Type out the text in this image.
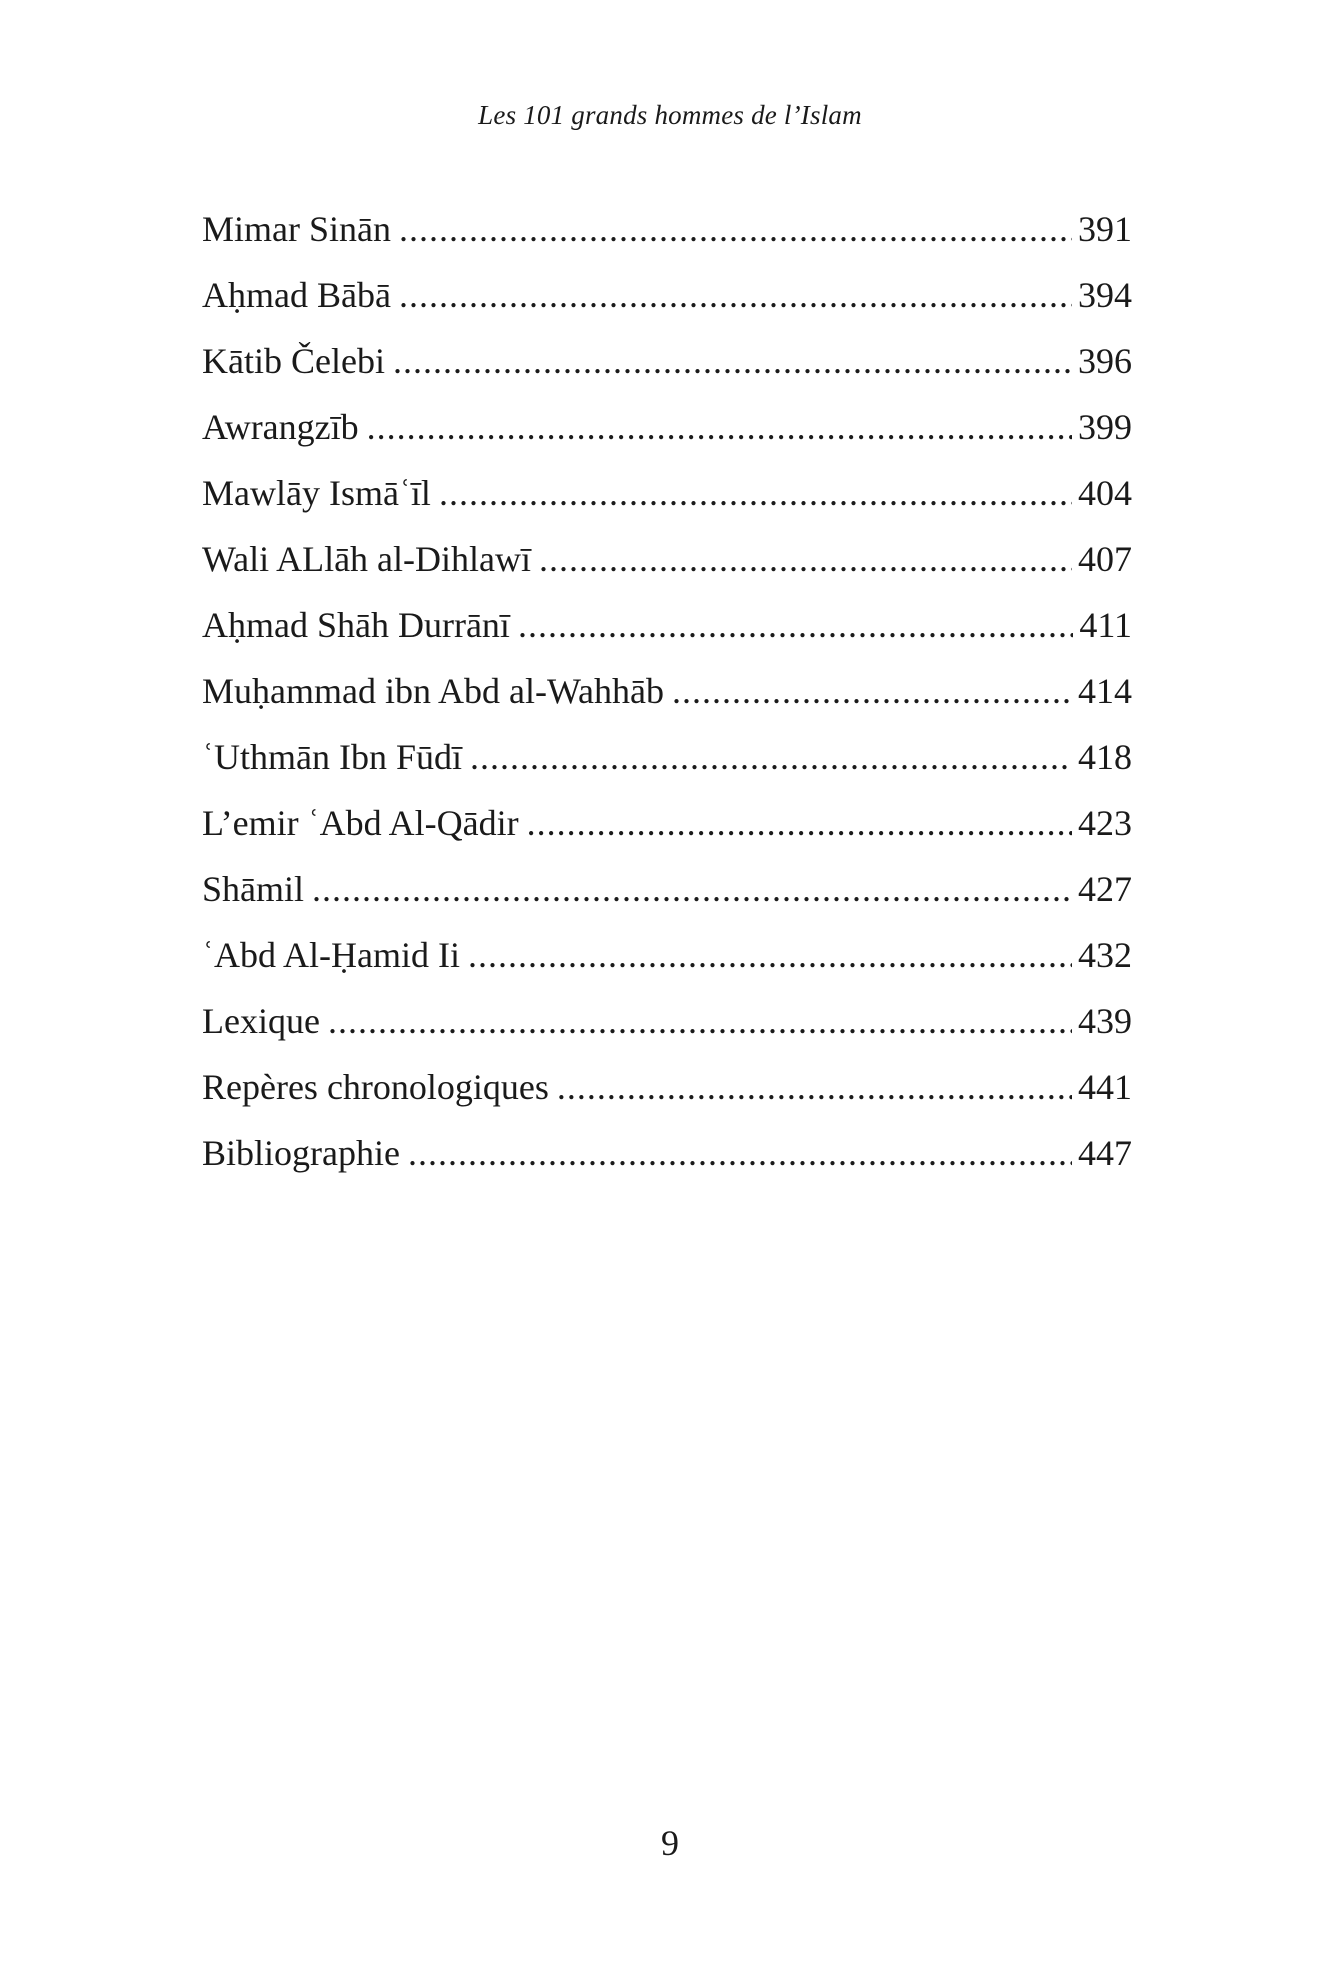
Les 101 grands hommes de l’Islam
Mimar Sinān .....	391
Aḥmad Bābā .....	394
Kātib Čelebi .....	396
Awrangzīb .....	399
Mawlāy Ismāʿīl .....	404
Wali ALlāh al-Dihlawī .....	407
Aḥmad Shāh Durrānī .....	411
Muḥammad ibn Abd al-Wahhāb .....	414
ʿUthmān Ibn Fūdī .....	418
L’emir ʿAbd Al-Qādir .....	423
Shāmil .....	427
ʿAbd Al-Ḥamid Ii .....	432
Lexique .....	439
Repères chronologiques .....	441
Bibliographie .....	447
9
━━━━━━━━
● Aim:
Search the records for the word "Aḥmad" and copy every line where it occurs.

● Task result:
Aḥmad Bābā .....	394
Aḥmad Shāh Durrānī .....	411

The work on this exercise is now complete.